### Exercise instructions
Below are records; work out how many of their lines hold the string "Samotna" and give that number alone.

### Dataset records

------------------------

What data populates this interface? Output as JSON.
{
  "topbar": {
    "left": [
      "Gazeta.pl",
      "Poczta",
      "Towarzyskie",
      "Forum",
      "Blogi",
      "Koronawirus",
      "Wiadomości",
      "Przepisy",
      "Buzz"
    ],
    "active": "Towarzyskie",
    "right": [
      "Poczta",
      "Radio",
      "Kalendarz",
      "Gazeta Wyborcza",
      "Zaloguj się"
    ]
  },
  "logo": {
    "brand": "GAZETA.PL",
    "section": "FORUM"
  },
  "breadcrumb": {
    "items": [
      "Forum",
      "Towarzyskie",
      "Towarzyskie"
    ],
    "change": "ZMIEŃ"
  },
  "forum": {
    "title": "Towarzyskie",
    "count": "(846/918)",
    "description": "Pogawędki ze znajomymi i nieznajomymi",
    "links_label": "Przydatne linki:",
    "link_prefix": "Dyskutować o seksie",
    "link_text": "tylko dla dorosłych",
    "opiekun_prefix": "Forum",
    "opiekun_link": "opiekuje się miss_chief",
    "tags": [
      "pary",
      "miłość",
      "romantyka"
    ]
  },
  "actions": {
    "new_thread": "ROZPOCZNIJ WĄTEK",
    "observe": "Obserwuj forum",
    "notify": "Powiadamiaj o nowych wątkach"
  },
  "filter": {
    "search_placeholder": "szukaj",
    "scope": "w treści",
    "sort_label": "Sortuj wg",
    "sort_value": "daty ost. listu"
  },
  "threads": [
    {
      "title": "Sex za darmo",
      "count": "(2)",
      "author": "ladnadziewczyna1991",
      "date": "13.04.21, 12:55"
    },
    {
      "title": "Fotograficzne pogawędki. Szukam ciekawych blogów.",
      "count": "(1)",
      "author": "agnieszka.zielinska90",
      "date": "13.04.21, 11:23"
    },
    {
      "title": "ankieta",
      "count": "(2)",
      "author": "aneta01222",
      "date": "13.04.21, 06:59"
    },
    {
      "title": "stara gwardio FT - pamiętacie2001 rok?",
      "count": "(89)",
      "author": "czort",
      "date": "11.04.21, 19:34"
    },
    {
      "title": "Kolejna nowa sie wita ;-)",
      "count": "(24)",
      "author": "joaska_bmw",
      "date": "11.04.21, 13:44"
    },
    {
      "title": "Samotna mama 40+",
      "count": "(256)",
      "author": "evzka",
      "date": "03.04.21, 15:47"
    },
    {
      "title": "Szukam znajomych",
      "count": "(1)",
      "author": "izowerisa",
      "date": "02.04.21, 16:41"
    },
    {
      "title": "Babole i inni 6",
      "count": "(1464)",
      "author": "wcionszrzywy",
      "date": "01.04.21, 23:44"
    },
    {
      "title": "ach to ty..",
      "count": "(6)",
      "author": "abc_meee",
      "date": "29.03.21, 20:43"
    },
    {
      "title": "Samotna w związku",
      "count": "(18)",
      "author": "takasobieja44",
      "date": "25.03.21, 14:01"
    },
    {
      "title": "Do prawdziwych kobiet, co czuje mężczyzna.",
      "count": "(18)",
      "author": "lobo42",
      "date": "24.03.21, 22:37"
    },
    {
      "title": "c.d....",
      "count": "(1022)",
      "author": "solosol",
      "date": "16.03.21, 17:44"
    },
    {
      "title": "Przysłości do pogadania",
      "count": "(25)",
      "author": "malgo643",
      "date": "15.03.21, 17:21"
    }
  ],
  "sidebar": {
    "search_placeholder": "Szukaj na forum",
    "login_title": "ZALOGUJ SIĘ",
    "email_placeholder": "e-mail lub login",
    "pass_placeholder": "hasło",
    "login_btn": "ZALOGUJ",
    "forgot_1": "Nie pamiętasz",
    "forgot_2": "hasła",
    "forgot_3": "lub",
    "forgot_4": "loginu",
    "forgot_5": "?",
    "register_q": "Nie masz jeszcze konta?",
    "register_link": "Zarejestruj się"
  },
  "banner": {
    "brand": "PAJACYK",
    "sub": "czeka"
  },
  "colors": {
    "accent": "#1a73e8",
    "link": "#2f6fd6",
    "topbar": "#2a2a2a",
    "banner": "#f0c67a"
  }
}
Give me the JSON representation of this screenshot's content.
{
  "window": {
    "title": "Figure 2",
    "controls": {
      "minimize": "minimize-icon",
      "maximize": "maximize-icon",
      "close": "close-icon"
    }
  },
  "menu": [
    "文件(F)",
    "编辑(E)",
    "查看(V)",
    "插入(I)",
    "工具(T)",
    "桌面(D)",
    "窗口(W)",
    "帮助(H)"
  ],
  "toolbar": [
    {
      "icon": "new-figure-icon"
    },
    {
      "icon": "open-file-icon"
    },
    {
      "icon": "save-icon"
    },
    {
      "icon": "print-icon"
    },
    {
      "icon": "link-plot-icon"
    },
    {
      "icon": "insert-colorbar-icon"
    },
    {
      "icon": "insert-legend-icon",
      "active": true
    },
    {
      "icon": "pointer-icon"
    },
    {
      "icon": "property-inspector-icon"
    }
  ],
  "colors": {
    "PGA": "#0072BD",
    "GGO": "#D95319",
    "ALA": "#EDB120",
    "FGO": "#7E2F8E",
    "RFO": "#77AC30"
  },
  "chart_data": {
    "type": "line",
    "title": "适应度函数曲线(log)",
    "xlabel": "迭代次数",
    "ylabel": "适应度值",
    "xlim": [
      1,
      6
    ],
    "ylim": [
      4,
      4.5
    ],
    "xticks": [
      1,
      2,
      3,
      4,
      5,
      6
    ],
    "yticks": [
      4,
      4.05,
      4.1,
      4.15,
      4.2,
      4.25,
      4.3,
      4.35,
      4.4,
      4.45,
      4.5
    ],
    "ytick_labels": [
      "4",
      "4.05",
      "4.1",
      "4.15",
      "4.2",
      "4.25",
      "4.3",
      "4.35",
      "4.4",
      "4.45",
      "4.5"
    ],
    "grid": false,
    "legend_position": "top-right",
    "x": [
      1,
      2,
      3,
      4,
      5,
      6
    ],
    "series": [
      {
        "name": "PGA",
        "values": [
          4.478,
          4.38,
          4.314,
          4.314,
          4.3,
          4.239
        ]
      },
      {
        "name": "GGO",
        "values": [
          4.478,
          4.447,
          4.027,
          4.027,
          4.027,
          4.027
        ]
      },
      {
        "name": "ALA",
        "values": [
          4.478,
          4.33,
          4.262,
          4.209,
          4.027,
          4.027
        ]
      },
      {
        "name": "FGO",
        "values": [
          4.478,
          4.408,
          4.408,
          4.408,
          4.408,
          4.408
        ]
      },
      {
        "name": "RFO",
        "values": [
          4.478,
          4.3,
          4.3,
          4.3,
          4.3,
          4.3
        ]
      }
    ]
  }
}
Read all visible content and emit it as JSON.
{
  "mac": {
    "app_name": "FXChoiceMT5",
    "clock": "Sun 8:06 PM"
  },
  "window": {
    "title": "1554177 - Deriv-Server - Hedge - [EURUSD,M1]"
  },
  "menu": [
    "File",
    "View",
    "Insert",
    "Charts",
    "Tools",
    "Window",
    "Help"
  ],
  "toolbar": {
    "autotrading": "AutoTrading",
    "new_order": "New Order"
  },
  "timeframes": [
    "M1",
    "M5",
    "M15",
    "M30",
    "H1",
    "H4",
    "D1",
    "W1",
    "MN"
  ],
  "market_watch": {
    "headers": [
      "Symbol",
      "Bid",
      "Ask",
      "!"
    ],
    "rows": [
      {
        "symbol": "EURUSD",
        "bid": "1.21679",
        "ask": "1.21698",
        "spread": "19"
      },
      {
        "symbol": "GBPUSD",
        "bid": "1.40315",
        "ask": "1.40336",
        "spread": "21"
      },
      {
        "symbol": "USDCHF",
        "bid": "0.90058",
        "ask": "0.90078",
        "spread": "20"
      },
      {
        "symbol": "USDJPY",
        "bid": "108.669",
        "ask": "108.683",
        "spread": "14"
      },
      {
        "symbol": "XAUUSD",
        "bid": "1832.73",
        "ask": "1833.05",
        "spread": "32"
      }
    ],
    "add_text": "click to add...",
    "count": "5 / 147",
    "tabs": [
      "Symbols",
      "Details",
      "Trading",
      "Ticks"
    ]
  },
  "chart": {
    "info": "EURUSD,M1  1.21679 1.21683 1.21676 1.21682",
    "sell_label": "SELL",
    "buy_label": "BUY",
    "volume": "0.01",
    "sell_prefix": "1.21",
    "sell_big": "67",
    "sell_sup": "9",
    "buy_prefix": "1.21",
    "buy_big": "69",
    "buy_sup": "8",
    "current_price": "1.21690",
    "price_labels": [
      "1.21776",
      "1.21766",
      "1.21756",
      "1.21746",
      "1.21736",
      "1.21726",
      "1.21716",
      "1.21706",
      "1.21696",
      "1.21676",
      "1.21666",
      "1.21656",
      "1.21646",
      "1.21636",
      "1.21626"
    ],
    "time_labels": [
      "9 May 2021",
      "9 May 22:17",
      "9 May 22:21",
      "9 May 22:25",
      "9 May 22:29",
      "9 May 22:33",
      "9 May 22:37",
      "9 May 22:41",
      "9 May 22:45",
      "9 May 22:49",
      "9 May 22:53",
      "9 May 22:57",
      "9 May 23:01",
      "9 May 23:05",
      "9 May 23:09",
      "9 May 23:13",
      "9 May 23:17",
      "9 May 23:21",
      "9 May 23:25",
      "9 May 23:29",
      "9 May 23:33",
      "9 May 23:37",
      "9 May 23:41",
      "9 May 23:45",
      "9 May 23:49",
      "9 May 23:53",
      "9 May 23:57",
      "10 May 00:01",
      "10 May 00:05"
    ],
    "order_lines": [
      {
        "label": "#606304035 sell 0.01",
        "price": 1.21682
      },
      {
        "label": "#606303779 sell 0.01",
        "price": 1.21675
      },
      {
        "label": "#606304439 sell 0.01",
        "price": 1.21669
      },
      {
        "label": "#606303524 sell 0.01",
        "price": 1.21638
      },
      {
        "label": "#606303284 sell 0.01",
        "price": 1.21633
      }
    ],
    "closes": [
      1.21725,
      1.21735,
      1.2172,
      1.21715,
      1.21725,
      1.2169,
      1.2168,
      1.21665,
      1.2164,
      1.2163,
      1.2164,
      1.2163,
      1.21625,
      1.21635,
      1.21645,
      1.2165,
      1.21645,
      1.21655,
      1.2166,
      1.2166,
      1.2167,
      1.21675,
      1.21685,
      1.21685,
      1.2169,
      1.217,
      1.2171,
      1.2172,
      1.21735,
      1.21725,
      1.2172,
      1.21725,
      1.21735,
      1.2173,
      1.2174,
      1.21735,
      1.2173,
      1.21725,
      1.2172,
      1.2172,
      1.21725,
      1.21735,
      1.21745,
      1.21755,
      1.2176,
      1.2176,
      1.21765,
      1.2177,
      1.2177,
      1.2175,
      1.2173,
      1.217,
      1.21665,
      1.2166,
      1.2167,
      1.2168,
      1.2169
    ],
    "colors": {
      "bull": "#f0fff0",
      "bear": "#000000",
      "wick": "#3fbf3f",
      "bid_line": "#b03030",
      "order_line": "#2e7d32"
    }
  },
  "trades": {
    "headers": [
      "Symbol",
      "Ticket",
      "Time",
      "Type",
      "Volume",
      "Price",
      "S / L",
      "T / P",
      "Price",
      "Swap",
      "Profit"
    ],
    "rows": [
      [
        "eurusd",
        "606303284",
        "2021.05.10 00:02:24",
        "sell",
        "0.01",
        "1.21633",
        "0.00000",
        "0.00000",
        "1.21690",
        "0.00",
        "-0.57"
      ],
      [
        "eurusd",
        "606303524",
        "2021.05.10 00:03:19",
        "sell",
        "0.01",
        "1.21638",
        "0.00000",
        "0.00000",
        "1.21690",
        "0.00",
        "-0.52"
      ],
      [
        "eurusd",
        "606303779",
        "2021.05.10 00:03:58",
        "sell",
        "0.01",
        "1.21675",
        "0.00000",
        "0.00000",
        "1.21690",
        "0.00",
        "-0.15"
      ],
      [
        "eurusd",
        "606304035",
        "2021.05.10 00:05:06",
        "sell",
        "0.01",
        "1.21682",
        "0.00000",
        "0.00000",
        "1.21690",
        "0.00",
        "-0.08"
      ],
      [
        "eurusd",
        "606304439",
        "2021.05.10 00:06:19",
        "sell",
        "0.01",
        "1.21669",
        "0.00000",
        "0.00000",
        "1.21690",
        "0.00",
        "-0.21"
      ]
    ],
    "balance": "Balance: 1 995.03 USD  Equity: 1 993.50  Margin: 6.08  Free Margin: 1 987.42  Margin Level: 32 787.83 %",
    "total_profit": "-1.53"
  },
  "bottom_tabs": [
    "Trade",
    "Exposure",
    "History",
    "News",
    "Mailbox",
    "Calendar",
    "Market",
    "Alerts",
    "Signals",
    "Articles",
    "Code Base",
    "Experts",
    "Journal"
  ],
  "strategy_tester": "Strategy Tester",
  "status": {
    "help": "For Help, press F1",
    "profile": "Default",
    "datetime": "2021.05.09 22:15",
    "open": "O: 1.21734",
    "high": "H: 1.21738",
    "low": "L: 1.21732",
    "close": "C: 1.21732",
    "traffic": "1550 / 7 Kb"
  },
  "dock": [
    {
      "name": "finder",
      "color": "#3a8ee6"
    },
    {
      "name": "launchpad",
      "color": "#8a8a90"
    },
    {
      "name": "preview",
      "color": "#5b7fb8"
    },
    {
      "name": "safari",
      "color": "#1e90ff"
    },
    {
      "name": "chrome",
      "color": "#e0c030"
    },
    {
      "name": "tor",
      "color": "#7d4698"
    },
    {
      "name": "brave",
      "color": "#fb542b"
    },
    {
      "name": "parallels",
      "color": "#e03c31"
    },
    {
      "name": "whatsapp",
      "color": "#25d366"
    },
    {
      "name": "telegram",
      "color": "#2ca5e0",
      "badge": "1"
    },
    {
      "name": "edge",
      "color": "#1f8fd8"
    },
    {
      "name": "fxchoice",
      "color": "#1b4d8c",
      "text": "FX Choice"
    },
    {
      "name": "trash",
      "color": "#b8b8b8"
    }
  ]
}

------------------------

### Output for this task
2